DATA IN THIS EXERCISE:
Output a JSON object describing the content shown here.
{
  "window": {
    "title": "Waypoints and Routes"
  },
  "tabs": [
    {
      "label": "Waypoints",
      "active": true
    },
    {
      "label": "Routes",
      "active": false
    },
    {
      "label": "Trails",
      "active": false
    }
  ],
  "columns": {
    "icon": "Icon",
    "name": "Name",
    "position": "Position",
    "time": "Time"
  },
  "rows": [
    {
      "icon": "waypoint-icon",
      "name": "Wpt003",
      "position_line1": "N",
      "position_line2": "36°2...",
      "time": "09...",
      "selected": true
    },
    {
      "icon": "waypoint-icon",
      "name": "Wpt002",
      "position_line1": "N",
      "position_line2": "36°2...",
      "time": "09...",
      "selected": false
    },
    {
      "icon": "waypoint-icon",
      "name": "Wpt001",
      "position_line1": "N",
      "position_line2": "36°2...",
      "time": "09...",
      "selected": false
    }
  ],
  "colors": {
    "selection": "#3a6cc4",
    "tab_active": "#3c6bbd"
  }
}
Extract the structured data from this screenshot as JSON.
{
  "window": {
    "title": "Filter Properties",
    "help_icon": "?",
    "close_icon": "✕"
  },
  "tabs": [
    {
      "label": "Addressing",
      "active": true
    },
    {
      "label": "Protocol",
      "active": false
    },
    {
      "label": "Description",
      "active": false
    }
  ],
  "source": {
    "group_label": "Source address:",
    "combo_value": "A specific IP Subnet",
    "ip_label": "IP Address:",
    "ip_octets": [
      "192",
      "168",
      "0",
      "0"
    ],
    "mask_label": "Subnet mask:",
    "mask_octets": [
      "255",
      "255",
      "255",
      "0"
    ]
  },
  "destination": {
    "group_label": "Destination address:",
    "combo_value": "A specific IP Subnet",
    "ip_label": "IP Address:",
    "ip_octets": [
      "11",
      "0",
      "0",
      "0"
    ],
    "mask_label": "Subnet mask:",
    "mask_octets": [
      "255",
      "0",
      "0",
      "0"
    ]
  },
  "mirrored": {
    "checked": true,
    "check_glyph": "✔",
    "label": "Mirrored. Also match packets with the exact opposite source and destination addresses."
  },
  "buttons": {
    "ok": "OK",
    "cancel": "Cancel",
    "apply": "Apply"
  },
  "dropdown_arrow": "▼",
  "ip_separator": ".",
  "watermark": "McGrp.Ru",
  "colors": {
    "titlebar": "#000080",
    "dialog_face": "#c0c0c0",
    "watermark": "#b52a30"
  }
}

WHAT IS EXPECTED: Print exactly the lines above, starting at the line that contains "Extract the structured" and ending with the last line of the records, both included.

TASK OUTPUT:
Extract the structured data from this screenshot as JSON.
{
  "window": {
    "title": "Filter Properties",
    "help_icon": "?",
    "close_icon": "✕"
  },
  "tabs": [
    {
      "label": "Addressing",
      "active": true
    },
    {
      "label": "Protocol",
      "active": false
    },
    {
      "label": "Description",
      "active": false
    }
  ],
  "source": {
    "group_label": "Source address:",
    "combo_value": "A specific IP Subnet",
    "ip_label": "IP Address:",
    "ip_octets": [
      "192",
      "168",
      "0",
      "0"
    ],
    "mask_label": "Subnet mask:",
    "mask_octets": [
      "255",
      "255",
      "255",
      "0"
    ]
  },
  "destination": {
    "group_label": "Destination address:",
    "combo_value": "A specific IP Subnet",
    "ip_label": "IP Address:",
    "ip_octets": [
      "11",
      "0",
      "0",
      "0"
    ],
    "mask_label": "Subnet mask:",
    "mask_octets": [
      "255",
      "0",
      "0",
      "0"
    ]
  },
  "mirrored": {
    "checked": true,
    "check_glyph": "✔",
    "label": "Mirrored. Also match packets with the exact opposite source and destination addresses."
  },
  "buttons": {
    "ok": "OK",
    "cancel": "Cancel",
    "apply": "Apply"
  },
  "dropdown_arrow": "▼",
  "ip_separator": ".",
  "watermark": "McGrp.Ru",
  "colors": {
    "titlebar": "#000080",
    "dialog_face": "#c0c0c0",
    "watermark": "#b52a30"
  }
}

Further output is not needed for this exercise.